What you should do> Copy out each line that includes the word "title".

(Figure content listings)
________________________________________
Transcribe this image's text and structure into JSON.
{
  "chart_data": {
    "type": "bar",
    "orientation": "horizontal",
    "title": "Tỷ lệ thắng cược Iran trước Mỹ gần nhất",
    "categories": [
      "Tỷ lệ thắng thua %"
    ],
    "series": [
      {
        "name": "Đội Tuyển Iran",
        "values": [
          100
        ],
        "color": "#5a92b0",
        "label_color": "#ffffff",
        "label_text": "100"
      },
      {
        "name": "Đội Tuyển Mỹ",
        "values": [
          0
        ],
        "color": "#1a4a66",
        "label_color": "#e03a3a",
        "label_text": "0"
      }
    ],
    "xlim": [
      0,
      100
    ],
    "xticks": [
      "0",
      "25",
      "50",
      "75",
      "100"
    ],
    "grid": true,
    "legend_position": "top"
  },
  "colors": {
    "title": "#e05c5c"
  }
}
________________________________________
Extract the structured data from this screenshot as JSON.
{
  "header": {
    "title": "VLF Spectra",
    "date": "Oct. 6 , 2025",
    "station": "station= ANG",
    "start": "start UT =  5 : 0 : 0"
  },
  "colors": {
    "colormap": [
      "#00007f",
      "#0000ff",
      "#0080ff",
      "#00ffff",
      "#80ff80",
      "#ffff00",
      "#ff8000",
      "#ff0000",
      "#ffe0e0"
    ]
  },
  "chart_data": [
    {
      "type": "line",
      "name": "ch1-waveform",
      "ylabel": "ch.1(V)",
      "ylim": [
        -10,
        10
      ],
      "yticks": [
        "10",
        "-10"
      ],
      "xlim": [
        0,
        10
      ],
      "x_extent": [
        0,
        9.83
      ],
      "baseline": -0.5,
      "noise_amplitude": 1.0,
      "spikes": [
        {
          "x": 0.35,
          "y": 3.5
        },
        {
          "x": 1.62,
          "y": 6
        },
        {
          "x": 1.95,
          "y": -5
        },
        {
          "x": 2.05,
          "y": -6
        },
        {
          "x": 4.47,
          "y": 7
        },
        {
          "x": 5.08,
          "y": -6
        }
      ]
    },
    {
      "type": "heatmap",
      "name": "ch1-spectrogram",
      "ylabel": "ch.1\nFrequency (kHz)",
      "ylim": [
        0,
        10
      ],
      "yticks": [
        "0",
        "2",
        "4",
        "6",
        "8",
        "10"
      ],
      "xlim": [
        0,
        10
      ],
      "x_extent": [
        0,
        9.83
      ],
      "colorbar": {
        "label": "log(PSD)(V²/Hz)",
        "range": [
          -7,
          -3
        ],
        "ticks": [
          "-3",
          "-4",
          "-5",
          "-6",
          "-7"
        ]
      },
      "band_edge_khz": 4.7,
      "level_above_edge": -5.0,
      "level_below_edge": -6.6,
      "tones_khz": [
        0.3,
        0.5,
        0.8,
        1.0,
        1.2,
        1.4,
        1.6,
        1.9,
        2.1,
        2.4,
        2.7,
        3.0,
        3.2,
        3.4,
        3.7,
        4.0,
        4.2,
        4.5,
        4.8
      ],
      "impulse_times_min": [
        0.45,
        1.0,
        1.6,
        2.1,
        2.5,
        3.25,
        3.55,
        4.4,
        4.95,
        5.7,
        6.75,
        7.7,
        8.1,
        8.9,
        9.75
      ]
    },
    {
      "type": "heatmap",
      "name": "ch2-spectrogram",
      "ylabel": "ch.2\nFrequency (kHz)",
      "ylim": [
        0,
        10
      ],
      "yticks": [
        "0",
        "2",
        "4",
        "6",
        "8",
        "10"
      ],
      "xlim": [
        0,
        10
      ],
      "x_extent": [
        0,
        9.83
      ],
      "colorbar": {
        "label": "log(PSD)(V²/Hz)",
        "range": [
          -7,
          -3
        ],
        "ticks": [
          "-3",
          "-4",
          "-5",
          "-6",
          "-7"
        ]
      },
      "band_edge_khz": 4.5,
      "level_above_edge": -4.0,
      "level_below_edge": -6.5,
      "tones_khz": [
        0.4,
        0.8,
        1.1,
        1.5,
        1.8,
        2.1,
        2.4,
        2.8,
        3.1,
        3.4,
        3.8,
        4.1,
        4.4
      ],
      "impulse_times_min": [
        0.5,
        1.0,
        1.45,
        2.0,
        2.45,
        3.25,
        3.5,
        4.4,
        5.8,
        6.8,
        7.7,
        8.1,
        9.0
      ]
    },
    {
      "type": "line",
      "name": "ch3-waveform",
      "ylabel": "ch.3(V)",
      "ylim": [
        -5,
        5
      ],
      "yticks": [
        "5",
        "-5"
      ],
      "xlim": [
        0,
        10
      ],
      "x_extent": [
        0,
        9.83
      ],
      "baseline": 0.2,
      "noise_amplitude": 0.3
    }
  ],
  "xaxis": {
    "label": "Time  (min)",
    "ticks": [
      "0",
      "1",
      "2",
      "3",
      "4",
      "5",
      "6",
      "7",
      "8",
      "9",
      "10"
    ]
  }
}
________________________________________
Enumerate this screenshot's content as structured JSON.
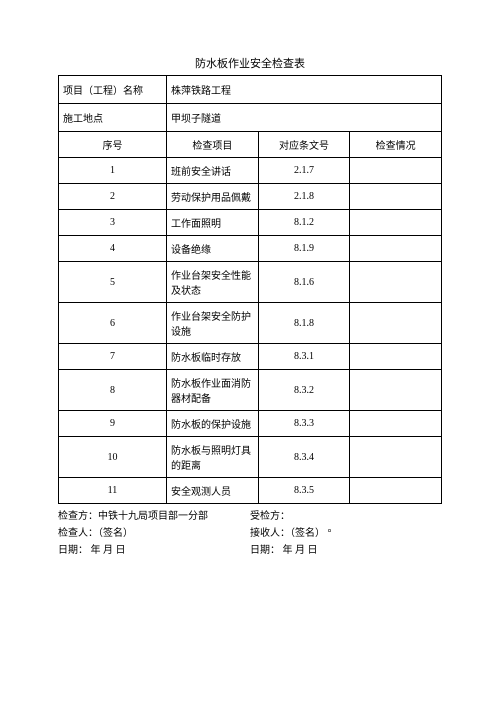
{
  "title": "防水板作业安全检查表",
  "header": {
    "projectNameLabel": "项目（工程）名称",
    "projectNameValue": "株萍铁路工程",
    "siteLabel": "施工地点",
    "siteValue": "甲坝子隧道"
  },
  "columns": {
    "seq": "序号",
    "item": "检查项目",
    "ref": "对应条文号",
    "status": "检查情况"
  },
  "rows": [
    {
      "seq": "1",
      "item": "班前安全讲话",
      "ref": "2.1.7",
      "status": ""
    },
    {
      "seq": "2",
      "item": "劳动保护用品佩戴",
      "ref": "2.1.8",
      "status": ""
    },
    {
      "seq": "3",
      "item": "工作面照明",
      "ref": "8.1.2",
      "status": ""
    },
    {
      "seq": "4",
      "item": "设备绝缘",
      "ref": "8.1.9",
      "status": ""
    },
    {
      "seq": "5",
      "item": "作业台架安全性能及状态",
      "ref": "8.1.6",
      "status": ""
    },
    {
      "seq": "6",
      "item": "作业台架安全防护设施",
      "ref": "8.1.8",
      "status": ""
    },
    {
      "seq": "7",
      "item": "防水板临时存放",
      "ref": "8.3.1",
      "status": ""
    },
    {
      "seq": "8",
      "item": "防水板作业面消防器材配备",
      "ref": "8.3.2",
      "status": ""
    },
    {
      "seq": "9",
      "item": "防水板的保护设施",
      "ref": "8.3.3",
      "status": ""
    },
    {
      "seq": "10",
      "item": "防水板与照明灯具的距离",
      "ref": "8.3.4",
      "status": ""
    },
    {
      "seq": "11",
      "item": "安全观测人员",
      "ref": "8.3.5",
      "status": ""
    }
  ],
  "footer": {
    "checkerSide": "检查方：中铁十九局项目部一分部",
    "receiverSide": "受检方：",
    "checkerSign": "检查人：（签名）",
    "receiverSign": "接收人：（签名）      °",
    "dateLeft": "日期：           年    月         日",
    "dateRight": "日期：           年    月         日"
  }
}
________________________________________
Solution below>
    "title": "Tỷ lệ thắng cược Iran trước Mỹ gần nhất",
    "title": "#e05c5c"
    "title": "VLF Spectra",
  "title": "防水板作业安全检查表",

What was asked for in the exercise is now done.